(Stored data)
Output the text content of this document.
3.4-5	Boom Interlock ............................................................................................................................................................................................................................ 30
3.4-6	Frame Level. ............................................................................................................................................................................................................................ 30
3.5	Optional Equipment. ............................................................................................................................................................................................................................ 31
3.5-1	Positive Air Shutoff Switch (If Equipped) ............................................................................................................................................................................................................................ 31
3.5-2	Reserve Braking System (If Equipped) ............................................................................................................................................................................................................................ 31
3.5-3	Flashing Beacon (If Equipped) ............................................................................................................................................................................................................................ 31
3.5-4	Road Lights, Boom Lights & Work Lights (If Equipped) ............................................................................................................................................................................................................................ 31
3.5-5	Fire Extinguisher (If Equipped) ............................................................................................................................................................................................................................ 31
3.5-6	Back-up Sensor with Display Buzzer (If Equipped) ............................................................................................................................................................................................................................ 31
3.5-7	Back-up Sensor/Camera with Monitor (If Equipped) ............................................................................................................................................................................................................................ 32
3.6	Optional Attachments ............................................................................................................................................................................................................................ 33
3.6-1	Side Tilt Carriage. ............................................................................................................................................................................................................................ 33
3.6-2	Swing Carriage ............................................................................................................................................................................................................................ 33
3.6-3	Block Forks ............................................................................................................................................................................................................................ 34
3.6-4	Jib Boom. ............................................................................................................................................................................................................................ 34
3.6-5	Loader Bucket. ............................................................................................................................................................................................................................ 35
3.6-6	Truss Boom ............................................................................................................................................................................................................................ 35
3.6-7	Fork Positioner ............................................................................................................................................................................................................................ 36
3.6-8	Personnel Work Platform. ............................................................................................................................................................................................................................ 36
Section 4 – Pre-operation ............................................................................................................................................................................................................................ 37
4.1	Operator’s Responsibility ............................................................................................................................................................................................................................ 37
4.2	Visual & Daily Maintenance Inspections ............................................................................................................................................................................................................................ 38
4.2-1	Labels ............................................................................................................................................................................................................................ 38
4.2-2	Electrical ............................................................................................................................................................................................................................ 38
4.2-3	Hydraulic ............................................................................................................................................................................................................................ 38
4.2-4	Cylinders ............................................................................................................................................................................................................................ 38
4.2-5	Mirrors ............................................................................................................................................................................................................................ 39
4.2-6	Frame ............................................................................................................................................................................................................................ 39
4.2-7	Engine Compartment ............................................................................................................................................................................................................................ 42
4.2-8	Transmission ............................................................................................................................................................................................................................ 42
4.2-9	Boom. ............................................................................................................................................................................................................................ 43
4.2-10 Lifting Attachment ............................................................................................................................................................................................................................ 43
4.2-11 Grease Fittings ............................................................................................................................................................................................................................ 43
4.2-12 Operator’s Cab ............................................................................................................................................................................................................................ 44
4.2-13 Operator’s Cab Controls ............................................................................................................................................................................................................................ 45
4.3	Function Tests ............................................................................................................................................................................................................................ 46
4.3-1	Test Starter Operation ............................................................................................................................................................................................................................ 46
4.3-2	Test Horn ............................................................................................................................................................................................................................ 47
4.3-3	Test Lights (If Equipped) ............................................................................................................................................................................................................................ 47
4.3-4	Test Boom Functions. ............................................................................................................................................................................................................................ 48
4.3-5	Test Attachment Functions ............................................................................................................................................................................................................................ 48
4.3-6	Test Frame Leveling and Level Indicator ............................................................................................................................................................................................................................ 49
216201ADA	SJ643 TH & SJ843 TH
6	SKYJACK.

→ **Task prompt**:
In the records above, locate every line with the string "Back" and copy it.

→ **Answer below**:
3.5-6	Back-up Sensor with Display Buzzer (If Equipped) ............................................................................................................................................................................................................................ 31
3.5-7	Back-up Sensor/Camera with Monitor (If Equipped) ............................................................................................................................................................................................................................ 32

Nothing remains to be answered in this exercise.